SHORT PROBLEM »
Gather every line in the records below that contains the word "COMARCA".

====== EXERCISE DATA ======

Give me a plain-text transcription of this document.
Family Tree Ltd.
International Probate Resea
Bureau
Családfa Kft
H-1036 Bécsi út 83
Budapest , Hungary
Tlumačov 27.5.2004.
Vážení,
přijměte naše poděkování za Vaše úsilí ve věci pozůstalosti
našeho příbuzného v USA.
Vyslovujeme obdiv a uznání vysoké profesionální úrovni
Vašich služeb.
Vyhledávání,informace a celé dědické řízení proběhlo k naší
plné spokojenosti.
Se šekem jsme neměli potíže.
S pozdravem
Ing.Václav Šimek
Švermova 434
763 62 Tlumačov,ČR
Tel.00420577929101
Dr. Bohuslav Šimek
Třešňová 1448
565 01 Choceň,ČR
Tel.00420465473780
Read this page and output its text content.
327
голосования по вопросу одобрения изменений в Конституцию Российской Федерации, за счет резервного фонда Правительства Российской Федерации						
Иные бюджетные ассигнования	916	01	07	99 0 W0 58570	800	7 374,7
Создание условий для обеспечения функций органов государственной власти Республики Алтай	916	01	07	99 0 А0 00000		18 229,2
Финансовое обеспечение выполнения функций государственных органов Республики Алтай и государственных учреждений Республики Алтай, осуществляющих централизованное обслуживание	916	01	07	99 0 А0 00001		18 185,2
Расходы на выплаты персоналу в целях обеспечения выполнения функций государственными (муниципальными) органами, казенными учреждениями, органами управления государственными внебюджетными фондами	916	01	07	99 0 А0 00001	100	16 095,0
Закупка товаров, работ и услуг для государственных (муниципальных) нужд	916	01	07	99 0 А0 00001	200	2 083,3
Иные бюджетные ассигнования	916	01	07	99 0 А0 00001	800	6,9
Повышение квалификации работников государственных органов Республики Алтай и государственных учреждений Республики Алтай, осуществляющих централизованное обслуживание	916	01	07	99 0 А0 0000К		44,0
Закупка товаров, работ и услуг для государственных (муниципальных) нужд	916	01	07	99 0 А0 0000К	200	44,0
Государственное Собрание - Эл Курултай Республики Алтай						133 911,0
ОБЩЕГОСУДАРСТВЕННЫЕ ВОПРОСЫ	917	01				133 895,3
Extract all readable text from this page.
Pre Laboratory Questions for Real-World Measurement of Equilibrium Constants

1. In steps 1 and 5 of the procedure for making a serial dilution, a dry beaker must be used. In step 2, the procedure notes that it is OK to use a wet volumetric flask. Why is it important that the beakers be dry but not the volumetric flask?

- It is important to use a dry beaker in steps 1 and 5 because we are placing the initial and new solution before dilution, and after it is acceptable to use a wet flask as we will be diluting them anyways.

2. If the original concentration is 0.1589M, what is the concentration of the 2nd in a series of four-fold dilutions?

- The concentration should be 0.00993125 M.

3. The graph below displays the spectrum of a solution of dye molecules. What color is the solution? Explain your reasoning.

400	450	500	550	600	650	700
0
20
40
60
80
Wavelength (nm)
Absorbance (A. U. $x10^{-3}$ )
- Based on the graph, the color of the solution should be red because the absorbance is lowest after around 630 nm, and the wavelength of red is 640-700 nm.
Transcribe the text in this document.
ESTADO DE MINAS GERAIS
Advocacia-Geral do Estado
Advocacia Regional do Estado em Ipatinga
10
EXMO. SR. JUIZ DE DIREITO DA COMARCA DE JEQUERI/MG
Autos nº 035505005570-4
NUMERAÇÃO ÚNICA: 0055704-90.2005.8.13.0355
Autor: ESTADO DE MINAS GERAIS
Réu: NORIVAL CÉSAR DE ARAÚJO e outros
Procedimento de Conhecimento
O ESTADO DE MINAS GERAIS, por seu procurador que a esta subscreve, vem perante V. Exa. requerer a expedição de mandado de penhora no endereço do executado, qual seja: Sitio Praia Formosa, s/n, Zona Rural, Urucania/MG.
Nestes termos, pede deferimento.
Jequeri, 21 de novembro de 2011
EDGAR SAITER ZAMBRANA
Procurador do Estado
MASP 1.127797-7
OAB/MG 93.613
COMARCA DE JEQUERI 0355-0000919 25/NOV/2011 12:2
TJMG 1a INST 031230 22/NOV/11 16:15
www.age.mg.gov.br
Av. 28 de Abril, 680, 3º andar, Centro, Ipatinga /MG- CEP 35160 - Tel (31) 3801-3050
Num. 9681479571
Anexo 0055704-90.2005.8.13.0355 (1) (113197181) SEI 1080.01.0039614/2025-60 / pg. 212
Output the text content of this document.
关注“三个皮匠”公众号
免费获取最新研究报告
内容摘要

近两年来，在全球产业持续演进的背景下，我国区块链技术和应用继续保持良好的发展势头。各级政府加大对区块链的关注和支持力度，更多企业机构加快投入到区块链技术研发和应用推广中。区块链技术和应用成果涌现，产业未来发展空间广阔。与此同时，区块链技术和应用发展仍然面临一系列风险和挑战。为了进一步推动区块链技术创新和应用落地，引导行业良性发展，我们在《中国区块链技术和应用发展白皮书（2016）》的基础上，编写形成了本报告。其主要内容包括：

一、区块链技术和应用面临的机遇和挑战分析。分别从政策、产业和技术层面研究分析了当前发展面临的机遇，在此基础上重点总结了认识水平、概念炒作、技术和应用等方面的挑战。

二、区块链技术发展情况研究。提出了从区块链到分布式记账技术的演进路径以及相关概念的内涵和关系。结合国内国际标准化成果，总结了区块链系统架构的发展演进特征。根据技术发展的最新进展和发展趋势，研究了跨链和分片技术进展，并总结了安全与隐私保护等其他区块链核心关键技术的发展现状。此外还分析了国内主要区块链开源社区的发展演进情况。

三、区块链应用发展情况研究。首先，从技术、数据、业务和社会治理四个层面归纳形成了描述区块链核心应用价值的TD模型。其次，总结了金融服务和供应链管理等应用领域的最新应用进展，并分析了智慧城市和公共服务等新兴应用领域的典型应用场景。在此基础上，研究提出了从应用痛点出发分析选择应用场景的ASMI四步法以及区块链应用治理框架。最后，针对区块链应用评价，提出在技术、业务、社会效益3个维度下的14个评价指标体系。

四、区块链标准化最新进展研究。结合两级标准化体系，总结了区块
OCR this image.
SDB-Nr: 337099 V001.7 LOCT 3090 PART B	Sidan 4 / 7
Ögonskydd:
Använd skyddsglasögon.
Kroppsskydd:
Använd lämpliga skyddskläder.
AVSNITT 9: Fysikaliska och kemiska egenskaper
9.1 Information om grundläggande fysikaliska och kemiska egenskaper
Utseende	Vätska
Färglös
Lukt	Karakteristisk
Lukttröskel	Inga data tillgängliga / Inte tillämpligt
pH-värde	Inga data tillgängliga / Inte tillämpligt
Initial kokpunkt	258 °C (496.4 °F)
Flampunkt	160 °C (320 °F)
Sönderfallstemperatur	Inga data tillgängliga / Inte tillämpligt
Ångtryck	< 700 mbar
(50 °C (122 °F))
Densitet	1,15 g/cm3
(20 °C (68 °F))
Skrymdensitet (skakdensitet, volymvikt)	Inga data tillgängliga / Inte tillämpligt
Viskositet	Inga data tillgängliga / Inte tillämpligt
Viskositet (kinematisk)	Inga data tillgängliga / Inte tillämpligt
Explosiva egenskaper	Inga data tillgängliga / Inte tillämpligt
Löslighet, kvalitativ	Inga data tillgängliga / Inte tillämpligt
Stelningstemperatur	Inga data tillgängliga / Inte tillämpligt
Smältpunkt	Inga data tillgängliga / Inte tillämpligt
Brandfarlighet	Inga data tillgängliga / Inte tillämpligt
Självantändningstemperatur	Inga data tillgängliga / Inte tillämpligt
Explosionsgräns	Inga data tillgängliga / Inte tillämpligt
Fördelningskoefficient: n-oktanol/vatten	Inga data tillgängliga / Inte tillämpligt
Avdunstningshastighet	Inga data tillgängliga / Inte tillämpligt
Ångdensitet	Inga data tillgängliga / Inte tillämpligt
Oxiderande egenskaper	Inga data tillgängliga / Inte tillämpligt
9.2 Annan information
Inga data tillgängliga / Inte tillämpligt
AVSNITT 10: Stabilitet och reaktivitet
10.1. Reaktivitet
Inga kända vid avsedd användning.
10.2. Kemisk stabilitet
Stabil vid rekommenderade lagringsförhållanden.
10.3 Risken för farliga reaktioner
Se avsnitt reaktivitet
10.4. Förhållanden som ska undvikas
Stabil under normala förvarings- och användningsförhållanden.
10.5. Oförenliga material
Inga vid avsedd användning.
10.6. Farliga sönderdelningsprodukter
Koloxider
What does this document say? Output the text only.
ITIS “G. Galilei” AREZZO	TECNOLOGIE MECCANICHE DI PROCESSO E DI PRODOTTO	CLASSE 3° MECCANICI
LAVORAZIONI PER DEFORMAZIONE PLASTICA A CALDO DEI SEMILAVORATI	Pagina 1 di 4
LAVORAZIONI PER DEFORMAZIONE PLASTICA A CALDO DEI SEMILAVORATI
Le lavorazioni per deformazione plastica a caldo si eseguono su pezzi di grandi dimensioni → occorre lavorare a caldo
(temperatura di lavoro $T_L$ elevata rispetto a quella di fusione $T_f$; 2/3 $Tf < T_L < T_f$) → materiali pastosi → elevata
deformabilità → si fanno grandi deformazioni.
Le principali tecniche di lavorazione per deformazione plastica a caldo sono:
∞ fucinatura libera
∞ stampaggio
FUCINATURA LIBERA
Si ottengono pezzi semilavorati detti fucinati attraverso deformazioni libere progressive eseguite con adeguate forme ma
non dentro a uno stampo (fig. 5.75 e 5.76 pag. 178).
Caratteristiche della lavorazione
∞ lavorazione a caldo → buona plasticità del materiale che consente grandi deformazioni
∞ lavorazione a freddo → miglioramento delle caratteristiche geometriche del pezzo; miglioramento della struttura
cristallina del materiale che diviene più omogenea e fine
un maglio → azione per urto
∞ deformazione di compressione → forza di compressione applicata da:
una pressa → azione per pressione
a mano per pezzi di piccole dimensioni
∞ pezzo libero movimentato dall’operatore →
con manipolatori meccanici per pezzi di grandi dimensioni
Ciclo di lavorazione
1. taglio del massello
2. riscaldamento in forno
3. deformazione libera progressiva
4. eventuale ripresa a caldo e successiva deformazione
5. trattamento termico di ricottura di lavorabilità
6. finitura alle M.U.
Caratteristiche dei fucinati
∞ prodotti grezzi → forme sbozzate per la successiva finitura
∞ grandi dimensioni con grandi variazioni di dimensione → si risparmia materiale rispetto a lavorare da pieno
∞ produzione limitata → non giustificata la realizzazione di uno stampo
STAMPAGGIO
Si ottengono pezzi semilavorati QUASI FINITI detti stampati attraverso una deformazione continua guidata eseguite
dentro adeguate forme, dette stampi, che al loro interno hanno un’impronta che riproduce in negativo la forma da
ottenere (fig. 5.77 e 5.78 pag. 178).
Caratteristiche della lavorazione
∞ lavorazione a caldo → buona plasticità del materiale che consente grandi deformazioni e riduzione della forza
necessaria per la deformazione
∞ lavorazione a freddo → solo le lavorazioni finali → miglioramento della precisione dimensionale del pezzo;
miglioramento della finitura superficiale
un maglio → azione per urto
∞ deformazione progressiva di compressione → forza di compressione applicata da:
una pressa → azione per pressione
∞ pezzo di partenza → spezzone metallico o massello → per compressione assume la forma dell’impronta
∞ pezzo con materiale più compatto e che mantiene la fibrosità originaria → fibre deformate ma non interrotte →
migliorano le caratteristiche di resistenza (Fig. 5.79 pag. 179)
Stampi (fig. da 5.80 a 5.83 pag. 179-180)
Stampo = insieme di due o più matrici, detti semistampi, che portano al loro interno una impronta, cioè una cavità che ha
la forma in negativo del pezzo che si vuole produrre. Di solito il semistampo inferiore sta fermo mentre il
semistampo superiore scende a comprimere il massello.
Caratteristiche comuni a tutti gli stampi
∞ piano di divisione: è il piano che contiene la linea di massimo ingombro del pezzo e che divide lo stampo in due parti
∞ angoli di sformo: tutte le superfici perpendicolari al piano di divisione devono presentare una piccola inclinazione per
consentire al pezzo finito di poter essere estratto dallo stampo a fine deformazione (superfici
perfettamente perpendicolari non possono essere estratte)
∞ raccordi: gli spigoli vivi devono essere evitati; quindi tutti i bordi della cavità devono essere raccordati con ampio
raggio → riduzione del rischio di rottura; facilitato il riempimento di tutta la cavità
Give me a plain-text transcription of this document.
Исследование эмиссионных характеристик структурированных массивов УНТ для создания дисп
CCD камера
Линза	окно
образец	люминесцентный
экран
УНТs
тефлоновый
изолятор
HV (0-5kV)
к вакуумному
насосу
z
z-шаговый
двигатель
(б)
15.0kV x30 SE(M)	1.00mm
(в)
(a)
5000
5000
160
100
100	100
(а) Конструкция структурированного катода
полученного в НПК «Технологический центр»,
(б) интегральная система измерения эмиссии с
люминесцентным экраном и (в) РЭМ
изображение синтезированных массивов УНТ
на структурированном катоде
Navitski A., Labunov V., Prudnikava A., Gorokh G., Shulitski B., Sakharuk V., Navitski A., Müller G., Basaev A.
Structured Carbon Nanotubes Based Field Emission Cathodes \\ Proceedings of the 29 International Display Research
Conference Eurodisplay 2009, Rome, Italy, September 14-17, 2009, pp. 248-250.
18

======

RESPONSE TO THE TASK »
EXMO. SR. JUIZ DE DIREITO DA COMARCA DE JEQUERI/MG
COMARCA DE JEQUERI 0355-0000919 25/NOV/2011 12:2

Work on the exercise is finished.